Can you print, word for word, the part of the post about Belize that opens with the words containing "A few of you" and closes with "it out there."?

-- Start of TEXT TO READ --

Saturday, 14 April 2012

How to make a Million and lose it all again within two years...

A few of you might be aware that one of my favourite countries is Belize, formerly British Honduras and about the size of Wales with a population no more than an average provincial town in UK. It was my first posting after Sandhurst and the Army had to drag me kicking and screaming onto the VC-10 bound for UK at the end of my tour. I begged them, I pleaded with them. I even offered to remain a Lieutenant for the rest of my military service if only they would let me see it out there.

No chance, sadly, and all too soon I was faced with life in cold, wet and oh so bloody miserable Colchester Garrison. Instead of Vodka Pimms on the beach it was now a phone call at four in the morning and yet another suspicious package for me to deal with in freezing cold horizontal bloody rain. Still, after all the money expended training me I suppose it was only fair HRH got a return on investment and there aren’t that many companies who would allow an employee to party in paradise for two whole years before taking up his appointment.

I shan’t even bother trying to explain the inestimable delights of ‘Raul’s Rose Garden Whore House (Double Green Stamps on Saturdays)’, I still have the T-shirt. Or the quality of the Rum and Cokes at Roger Dinger’s Bellevue Hotel (blimey, I have just realised I named a dog after him!) and then there was the fishing off the various Cayes and the shooting at Big Falls, the diving on the second largest barrier reef in the world and the sailing, windsurfing, canoeing, water skiing and a pay cheque at the end of every month. OK, the pay cheques were severely denuded by mess bills but at least we knew we hadn’t wasted the Queen’s shilling.

Then there were the people I met. The French Consul, an ex Austrian Nazi who took up the ‘offer you could not refuse’ from the French immediately after the war, joined the Foreign Legion and after fifteen years of very distinguished service was granted French Nationality and finally ended up with an official posting to Belize. Even at his age he had lost none of his Joie de Vivre and the blast of a bugle from his balcony in the early hours of the morning announced his frequent insomnia and the imminent start of yet another party. It was he who taught me an old trick, using his own comatose teenage son as a guinea pig, the lad having passed out after one too many rums and now sleeping comfortably on the floor, whereby laying the victim’s hand in a bowl of warm water would cause him to involuntarily wet himself. It worked within minutes and I was impressed.

-- End of TEXT TO READ --
-- Start of MATERIAL PROVIDED --

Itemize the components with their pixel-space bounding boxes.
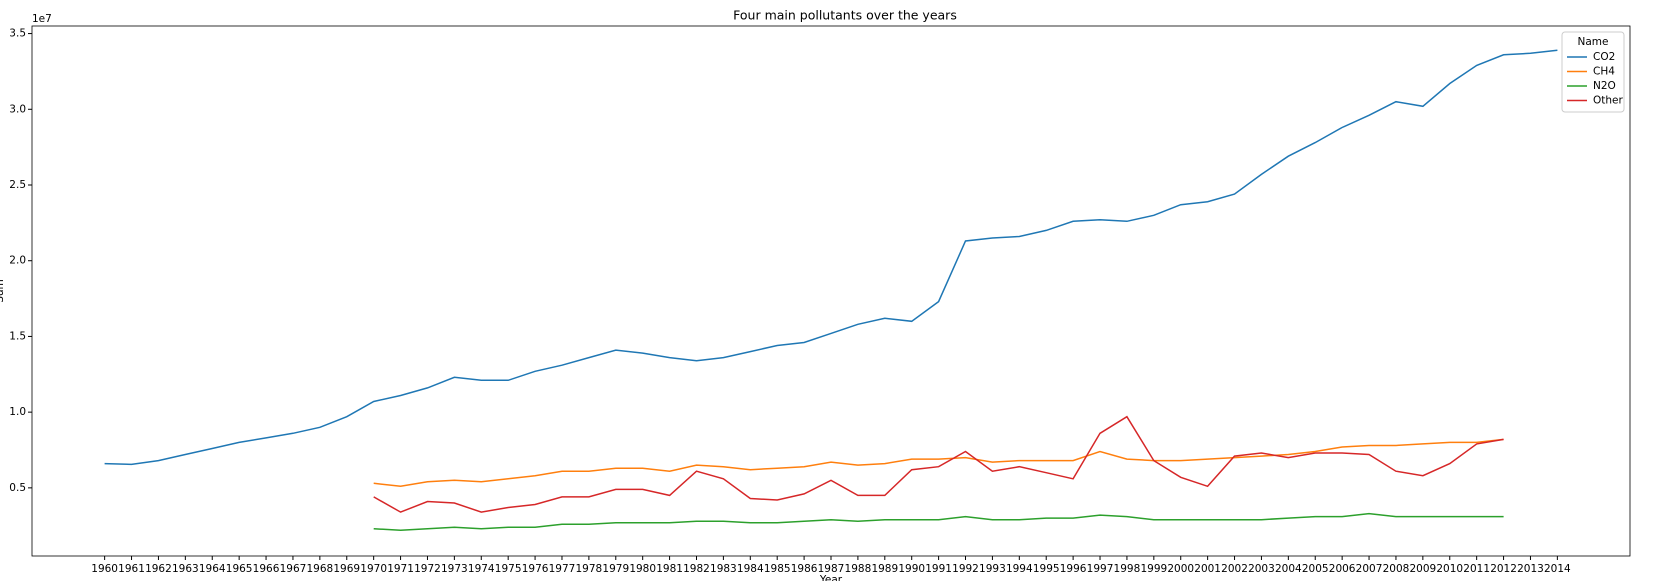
x-tick-label: 1988 bbox=[845, 563, 872, 575]
chart-title: Four main pollutants over the years bbox=[733, 8, 957, 23]
x-tick-label: 1986 bbox=[791, 563, 818, 575]
x-axis-label: Year bbox=[819, 574, 843, 581]
legend-label: N2O bbox=[1593, 80, 1616, 92]
y-tick-label: 2.5 bbox=[9, 179, 26, 191]
x-tick-label: 1972 bbox=[414, 563, 441, 575]
x-tick-label: 1978 bbox=[576, 563, 603, 575]
legend-label: CO2 bbox=[1593, 51, 1615, 63]
y-axis-label: Sum bbox=[0, 279, 6, 303]
x-tick-label: 1984 bbox=[737, 563, 764, 575]
x-tick-label: 1966 bbox=[253, 563, 280, 575]
x-tick-label: 1962 bbox=[145, 563, 172, 575]
legend-box bbox=[1561, 31, 1625, 113]
x-tick-label: 1967 bbox=[280, 563, 307, 575]
x-tick-label: 1961 bbox=[118, 563, 145, 575]
x-tick-label: 2013 bbox=[1517, 563, 1544, 575]
x-tick-label: 1975 bbox=[495, 563, 522, 575]
x-tick-label: 1965 bbox=[226, 563, 253, 575]
x-tick-label: 1987 bbox=[818, 563, 845, 575]
y-tick-label: 3.0 bbox=[9, 103, 26, 115]
x-tick-label: 2001 bbox=[1194, 563, 1221, 575]
x-tick-label: 2005 bbox=[1302, 563, 1329, 575]
x-tick-label: 1980 bbox=[629, 563, 656, 575]
y-tick-label: 3.5 bbox=[9, 28, 26, 40]
legend-label: CH4 bbox=[1593, 66, 1615, 78]
y-tick-label: 1.0 bbox=[9, 406, 26, 418]
plot-frame bbox=[31, 25, 1631, 557]
x-tick-label: 1968 bbox=[306, 563, 333, 575]
x-tick-label: 1973 bbox=[441, 563, 468, 575]
x-tick-label: 1999 bbox=[1140, 563, 1167, 575]
x-tick-label: 1974 bbox=[468, 563, 495, 575]
y-tick-label: 0.5 bbox=[9, 482, 26, 494]
x-tick-label: 2012 bbox=[1490, 563, 1517, 575]
legend-label: Other bbox=[1593, 95, 1623, 107]
series-line bbox=[373, 438, 1504, 488]
x-tick-label: 1994 bbox=[1006, 563, 1033, 575]
x-tick-label: 2009 bbox=[1409, 563, 1436, 575]
x-tick-label: 1995 bbox=[1033, 563, 1060, 575]
x-tick-label: 1989 bbox=[871, 563, 898, 575]
x-tick-label: 2004 bbox=[1275, 563, 1302, 575]
x-tick-label: 1976 bbox=[522, 563, 549, 575]
x-tick-label: 1990 bbox=[898, 563, 925, 575]
x-tick-label: 1971 bbox=[387, 563, 414, 575]
x-tick-label: 1985 bbox=[764, 563, 791, 575]
x-tick-label: 1981 bbox=[656, 563, 683, 575]
y-offset-label: 1e7 bbox=[32, 13, 52, 25]
x-tick-label: 1963 bbox=[172, 563, 199, 575]
x-tick-label: 1964 bbox=[199, 563, 226, 575]
x-tick-label: 2007 bbox=[1356, 563, 1383, 575]
x-tick-label: 1983 bbox=[710, 563, 737, 575]
x-tick-label: 1996 bbox=[1060, 563, 1087, 575]
x-tick-label: 2014 bbox=[1544, 563, 1571, 575]
series-line bbox=[373, 512, 1504, 532]
x-tick-label: 2002 bbox=[1221, 563, 1248, 575]
legend-title: Name bbox=[1578, 36, 1609, 48]
x-tick-label: 1970 bbox=[360, 563, 387, 575]
y-tick-label: 2.0 bbox=[9, 255, 26, 267]
series-line bbox=[373, 415, 1504, 513]
y-tick-label: 1.5 bbox=[9, 330, 26, 342]
x-tick-label: 1992 bbox=[952, 563, 979, 575]
x-tick-label: 2000 bbox=[1167, 563, 1194, 575]
x-tick-label: 1979 bbox=[602, 563, 629, 575]
x-tick-label: 1969 bbox=[333, 563, 360, 575]
series-line bbox=[104, 49, 1558, 466]
x-tick-label: 2011 bbox=[1463, 563, 1490, 575]
x-tick-label: 2003 bbox=[1248, 563, 1275, 575]
x-tick-label: 1997 bbox=[1087, 563, 1114, 575]
x-tick-label: 2010 bbox=[1436, 563, 1463, 575]
x-tick-label: 1977 bbox=[549, 563, 576, 575]
x-tick-label: 1993 bbox=[979, 563, 1006, 575]
x-tick-label: 1960 bbox=[91, 563, 118, 575]
legend: Name CO2 CH4 N2O Other bbox=[1561, 31, 1625, 113]
x-tick-label: 1991 bbox=[925, 563, 952, 575]
x-tick-label: 1982 bbox=[683, 563, 710, 575]
x-tick-label: 2006 bbox=[1329, 563, 1356, 575]
x-tick-label: 2008 bbox=[1383, 563, 1410, 575]
x-tick-label: 1998 bbox=[1114, 563, 1141, 575]
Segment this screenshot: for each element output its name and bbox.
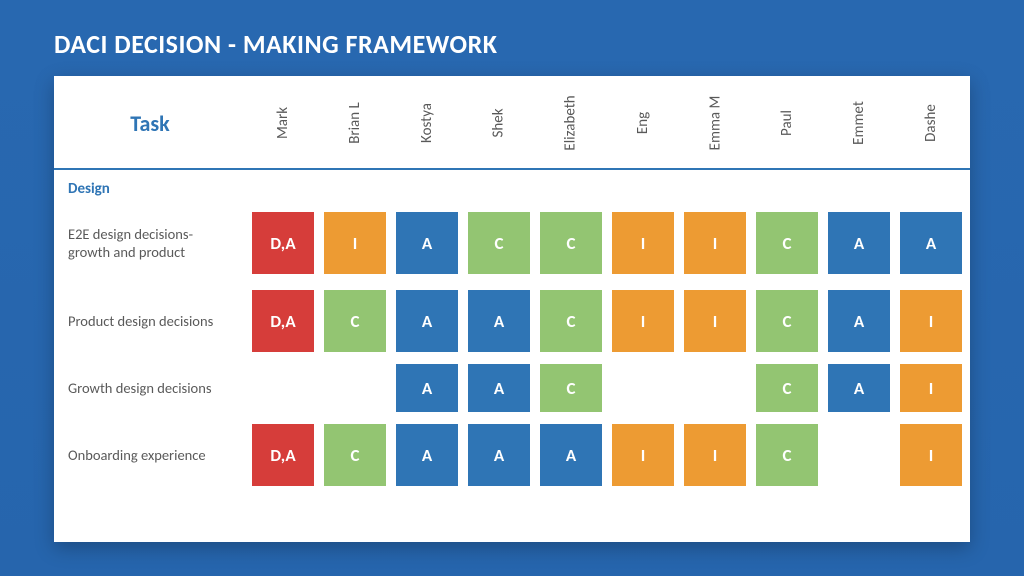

-- End of MATERIAL PROVIDED --

_RESPONSE TO THE TASK_
A few of you might be aware that one of my favourite countries is Belize, formerly British Honduras and about the size of Wales with a population no more than an average provincial town in UK. It was my first posting after Sandhurst and the Army had to drag me kicking and screaming onto the VC-10 bound for UK at the end of my tour. I begged them, I pleaded with them. I even offered to remain a Lieutenant for the rest of my military service if only they would let me see it out there.